━━ Records to process
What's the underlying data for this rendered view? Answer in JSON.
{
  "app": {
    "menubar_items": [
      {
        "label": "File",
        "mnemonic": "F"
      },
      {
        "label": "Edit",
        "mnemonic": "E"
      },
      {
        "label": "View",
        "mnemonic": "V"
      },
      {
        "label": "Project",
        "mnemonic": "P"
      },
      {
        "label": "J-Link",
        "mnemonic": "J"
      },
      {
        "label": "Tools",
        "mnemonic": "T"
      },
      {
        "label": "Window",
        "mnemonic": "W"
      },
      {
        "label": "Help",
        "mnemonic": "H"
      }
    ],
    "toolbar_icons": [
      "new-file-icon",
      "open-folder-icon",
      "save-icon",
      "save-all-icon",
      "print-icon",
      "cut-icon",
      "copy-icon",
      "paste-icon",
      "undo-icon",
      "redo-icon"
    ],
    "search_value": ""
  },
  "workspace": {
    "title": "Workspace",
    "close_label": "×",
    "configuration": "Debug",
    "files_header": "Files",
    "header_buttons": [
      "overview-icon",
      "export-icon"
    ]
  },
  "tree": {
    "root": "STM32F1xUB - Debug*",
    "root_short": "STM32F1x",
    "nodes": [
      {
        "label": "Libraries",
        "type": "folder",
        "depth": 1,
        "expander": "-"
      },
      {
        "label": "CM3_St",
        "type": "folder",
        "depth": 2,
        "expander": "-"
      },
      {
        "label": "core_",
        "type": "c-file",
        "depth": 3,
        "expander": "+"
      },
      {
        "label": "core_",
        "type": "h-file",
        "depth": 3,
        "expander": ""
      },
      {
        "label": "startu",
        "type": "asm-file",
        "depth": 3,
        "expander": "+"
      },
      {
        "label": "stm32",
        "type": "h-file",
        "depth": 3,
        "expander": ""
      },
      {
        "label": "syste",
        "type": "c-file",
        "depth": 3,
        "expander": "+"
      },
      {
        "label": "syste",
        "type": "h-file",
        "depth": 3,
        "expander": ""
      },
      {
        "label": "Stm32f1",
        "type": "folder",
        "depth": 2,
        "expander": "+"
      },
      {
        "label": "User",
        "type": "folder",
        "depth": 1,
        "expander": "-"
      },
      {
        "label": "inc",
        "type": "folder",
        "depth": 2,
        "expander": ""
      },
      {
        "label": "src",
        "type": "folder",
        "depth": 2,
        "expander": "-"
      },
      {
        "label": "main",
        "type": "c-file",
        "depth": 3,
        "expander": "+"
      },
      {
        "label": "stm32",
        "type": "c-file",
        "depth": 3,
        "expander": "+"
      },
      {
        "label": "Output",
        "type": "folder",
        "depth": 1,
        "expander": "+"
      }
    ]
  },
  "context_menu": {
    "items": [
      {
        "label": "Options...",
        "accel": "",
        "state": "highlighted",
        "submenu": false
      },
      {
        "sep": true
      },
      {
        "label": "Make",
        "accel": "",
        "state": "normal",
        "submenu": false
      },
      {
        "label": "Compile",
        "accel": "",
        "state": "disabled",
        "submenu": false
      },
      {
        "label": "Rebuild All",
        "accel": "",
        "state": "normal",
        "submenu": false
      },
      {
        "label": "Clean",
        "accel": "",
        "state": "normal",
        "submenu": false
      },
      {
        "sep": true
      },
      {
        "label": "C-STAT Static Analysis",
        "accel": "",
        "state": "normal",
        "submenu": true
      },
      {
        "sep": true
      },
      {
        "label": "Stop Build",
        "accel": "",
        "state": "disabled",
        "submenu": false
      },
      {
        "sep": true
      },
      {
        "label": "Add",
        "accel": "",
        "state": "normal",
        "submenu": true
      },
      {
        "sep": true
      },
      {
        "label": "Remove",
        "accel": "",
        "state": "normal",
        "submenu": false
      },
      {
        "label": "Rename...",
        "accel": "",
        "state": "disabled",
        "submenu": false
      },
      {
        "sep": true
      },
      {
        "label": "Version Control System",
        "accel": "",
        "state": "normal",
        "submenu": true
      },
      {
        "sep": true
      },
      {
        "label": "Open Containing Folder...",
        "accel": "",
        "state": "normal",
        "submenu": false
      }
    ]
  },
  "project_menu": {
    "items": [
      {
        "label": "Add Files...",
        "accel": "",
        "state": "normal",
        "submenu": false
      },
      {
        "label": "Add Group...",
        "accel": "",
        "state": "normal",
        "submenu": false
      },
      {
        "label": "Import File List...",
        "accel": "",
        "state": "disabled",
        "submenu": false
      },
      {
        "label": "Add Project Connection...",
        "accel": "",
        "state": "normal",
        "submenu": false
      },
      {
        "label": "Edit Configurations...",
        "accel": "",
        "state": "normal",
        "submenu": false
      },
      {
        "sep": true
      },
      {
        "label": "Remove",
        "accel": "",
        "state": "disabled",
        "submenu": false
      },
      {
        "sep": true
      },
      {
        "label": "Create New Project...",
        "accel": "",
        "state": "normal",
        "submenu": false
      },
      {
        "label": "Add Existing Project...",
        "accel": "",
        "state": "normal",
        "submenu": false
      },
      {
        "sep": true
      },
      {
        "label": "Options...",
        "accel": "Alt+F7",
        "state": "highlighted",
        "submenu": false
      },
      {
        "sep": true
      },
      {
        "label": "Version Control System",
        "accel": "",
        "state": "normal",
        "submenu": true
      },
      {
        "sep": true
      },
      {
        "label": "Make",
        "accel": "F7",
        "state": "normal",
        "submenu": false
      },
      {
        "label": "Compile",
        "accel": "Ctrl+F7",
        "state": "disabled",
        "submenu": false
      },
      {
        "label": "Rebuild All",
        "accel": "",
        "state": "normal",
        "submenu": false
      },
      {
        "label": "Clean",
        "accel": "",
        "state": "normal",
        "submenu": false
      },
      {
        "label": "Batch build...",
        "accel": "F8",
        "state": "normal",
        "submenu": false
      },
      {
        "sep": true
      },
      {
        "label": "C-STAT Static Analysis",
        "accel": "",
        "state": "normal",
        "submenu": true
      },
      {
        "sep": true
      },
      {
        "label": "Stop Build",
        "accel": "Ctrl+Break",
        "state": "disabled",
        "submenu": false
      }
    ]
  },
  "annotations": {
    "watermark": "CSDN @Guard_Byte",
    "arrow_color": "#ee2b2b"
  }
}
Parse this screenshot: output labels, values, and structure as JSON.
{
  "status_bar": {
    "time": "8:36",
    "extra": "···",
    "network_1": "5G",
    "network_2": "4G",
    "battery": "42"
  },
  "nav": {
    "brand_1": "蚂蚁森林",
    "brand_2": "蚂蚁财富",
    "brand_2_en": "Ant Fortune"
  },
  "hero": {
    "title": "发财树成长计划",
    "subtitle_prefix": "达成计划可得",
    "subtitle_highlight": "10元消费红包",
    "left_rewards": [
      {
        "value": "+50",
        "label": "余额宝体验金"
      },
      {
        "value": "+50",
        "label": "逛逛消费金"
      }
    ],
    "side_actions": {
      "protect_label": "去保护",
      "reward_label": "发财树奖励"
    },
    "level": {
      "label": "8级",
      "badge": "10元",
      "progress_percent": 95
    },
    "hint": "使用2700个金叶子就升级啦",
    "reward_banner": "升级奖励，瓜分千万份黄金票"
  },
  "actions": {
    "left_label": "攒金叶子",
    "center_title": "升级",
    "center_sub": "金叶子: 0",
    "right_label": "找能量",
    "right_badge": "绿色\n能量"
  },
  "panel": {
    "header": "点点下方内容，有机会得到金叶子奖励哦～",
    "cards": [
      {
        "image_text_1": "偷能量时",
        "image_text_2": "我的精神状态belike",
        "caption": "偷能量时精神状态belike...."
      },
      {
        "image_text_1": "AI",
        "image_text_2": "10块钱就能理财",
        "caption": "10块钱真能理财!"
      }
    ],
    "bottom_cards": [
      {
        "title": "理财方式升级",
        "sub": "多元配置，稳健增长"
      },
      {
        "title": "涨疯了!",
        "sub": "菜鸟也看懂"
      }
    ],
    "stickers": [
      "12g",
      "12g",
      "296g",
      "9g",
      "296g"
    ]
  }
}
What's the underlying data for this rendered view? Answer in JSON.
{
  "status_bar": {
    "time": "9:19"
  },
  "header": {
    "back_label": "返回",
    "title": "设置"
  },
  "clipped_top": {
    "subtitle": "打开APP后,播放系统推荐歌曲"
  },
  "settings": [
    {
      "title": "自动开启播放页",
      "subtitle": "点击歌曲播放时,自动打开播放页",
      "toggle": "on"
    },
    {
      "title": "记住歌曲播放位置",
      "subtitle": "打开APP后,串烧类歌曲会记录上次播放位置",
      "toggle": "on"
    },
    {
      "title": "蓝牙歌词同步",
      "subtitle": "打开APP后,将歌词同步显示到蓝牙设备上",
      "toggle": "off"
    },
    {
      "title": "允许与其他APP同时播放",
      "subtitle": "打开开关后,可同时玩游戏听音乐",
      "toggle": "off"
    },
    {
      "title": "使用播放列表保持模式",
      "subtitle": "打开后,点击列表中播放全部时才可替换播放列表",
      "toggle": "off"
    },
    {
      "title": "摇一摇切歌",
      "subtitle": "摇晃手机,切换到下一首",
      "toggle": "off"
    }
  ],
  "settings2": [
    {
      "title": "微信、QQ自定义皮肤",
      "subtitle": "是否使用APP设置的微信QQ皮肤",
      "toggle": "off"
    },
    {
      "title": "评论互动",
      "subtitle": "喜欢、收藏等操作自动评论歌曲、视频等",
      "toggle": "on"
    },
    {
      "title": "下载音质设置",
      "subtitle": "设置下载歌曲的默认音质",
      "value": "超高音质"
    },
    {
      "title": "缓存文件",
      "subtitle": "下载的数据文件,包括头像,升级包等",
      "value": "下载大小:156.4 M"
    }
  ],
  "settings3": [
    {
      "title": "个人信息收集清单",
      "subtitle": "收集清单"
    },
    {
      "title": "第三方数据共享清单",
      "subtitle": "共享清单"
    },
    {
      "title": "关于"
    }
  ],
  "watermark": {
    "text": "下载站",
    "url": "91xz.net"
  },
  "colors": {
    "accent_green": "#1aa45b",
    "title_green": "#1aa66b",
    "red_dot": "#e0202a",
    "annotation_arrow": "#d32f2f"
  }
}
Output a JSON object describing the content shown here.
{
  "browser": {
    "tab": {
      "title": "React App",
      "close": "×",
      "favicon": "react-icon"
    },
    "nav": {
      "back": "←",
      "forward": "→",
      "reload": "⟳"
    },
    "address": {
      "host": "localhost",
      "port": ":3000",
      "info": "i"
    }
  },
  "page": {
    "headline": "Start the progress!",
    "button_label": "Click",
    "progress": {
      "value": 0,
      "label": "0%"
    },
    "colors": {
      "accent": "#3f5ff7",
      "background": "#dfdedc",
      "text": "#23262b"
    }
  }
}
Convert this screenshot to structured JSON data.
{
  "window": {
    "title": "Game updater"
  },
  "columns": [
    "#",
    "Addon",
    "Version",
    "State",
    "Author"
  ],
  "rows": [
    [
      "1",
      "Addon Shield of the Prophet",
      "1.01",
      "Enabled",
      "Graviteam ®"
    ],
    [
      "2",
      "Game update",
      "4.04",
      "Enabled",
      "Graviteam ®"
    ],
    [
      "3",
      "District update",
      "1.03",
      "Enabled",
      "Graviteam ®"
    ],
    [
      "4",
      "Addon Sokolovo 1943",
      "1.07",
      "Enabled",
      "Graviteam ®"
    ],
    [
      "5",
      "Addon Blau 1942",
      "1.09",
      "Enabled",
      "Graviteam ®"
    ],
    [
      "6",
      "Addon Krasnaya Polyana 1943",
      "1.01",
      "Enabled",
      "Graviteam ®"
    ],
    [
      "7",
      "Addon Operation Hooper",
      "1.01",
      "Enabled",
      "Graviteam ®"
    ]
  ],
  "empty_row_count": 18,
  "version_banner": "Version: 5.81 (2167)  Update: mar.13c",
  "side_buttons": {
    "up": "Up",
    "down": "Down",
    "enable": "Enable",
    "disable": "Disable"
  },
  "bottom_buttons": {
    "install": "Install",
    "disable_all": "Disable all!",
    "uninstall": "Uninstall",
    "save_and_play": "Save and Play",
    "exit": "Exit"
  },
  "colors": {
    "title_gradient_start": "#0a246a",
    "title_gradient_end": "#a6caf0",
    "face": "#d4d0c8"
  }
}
━━━━
→ **Problem requirements**:
Output only the lines running from the line with "Convert this screenshot" through the final line of the data, inclusive.

→ **Solution to the problem**:
Convert this screenshot to structured JSON data.
{
  "window": {
    "title": "Game updater"
  },
  "columns": [
    "#",
    "Addon",
    "Version",
    "State",
    "Author"
  ],
  "rows": [
    [
      "1",
      "Addon Shield of the Prophet",
      "1.01",
      "Enabled",
      "Graviteam ®"
    ],
    [
      "2",
      "Game update",
      "4.04",
      "Enabled",
      "Graviteam ®"
    ],
    [
      "3",
      "District update",
      "1.03",
      "Enabled",
      "Graviteam ®"
    ],
    [
      "4",
      "Addon Sokolovo 1943",
      "1.07",
      "Enabled",
      "Graviteam ®"
    ],
    [
      "5",
      "Addon Blau 1942",
      "1.09",
      "Enabled",
      "Graviteam ®"
    ],
    [
      "6",
      "Addon Krasnaya Polyana 1943",
      "1.01",
      "Enabled",
      "Graviteam ®"
    ],
    [
      "7",
      "Addon Operation Hooper",
      "1.01",
      "Enabled",
      "Graviteam ®"
    ]
  ],
  "empty_row_count": 18,
  "version_banner": "Version: 5.81 (2167)  Update: mar.13c",
  "side_buttons": {
    "up": "Up",
    "down": "Down",
    "enable": "Enable",
    "disable": "Disable"
  },
  "bottom_buttons": {
    "install": "Install",
    "disable_all": "Disable all!",
    "uninstall": "Uninstall",
    "save_and_play": "Save and Play",
    "exit": "Exit"
  },
  "colors": {
    "title_gradient_start": "#0a246a",
    "title_gradient_end": "#a6caf0",
    "face": "#d4d0c8"
  }
}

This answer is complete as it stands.